What to produce:
Using the data below, tally the lines that include the string "name". Only the number is wanted.

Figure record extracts

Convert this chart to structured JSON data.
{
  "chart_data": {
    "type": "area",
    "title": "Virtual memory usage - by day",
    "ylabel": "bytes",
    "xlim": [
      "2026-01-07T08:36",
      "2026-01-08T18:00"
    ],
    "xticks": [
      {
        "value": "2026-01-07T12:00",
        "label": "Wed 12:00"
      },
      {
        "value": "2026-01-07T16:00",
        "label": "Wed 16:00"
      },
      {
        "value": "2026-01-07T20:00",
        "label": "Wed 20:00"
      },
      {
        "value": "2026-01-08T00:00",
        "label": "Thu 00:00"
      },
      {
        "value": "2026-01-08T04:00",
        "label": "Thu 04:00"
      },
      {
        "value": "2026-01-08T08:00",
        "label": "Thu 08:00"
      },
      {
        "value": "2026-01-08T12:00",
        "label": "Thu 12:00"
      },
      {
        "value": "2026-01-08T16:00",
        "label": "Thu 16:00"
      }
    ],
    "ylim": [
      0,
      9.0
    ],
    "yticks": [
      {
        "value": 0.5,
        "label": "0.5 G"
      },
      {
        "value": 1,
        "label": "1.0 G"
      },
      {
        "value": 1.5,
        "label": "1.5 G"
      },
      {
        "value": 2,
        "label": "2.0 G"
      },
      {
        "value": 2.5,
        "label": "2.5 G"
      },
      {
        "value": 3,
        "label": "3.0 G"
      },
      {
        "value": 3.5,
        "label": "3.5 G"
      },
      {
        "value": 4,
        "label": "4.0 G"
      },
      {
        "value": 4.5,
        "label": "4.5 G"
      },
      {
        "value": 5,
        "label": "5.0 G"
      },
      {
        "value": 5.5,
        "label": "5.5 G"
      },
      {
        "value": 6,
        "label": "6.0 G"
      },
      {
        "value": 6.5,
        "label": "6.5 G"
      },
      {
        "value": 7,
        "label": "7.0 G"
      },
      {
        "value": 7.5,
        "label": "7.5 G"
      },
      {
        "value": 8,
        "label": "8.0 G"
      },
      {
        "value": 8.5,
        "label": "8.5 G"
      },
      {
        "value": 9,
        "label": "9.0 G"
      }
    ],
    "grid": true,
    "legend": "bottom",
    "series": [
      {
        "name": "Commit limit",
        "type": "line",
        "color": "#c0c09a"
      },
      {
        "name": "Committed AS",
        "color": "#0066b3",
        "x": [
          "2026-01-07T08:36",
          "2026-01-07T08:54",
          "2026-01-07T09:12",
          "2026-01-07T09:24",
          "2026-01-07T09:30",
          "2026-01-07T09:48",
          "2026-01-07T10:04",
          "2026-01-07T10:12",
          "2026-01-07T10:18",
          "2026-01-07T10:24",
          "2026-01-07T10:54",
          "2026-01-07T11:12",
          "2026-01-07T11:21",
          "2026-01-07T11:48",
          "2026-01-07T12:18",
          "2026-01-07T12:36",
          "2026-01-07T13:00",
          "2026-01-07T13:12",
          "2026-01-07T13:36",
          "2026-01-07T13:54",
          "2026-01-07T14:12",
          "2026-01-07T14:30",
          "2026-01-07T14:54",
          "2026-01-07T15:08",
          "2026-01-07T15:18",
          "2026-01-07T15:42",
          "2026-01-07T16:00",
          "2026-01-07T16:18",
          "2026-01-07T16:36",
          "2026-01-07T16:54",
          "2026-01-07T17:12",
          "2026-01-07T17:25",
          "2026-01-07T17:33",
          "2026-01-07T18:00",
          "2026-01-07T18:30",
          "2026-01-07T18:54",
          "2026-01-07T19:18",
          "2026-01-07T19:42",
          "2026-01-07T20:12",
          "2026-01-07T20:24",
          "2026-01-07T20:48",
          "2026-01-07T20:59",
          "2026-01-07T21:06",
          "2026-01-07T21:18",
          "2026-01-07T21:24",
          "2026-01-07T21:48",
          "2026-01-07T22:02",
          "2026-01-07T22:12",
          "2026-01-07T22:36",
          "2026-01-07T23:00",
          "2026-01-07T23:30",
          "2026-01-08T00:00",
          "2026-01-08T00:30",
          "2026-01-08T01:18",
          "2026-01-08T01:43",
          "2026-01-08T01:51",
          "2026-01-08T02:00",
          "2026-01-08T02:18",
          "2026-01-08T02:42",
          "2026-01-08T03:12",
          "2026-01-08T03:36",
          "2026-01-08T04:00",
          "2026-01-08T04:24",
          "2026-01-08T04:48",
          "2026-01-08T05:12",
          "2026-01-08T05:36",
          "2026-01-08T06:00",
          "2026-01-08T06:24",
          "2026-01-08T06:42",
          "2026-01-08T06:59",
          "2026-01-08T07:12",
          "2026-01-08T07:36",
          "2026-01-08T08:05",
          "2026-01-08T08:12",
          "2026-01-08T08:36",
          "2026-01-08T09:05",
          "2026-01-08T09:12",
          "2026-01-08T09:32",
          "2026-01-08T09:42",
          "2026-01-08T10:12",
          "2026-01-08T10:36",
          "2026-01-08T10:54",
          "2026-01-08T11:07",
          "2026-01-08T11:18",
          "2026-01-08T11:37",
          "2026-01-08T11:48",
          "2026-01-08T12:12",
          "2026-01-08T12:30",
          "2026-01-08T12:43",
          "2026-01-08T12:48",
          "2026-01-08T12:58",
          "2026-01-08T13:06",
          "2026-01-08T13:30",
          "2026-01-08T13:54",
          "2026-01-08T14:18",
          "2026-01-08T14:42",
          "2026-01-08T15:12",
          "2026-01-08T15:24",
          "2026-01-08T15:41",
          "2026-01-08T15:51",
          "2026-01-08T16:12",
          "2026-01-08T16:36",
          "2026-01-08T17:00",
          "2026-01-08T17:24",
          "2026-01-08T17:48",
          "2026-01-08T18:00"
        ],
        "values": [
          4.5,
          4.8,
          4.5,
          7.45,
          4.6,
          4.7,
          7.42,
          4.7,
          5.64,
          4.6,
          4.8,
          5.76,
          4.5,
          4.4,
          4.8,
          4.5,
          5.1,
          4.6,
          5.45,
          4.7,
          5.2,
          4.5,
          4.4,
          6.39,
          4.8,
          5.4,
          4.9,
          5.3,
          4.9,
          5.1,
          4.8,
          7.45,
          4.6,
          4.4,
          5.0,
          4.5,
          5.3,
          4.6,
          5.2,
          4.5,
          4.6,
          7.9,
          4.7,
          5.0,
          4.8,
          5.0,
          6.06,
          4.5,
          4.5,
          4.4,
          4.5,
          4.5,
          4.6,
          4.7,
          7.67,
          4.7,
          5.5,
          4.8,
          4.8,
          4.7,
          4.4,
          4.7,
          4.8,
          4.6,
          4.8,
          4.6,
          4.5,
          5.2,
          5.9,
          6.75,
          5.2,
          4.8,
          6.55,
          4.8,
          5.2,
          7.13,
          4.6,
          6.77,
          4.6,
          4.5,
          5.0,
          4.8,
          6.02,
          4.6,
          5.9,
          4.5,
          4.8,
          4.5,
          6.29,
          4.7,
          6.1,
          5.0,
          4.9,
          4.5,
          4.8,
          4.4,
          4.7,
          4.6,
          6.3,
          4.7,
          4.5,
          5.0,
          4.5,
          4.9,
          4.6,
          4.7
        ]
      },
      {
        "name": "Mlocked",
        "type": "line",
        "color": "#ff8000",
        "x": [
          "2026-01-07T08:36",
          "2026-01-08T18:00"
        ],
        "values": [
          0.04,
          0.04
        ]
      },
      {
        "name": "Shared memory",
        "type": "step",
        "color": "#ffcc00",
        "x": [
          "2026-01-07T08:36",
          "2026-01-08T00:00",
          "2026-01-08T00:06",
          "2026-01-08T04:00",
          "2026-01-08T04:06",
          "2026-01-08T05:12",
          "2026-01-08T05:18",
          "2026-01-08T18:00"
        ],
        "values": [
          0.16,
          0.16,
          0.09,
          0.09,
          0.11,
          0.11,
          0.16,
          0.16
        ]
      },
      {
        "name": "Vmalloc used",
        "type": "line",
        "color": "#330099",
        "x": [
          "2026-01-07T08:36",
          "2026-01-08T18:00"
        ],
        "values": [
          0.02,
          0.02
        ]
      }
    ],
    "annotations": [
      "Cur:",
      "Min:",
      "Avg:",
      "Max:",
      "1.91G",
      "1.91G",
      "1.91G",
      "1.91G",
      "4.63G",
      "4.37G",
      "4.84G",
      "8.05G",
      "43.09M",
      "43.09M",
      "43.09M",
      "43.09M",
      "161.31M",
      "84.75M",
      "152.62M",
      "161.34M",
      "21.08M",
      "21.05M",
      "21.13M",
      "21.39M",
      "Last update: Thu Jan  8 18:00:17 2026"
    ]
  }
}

Result:
5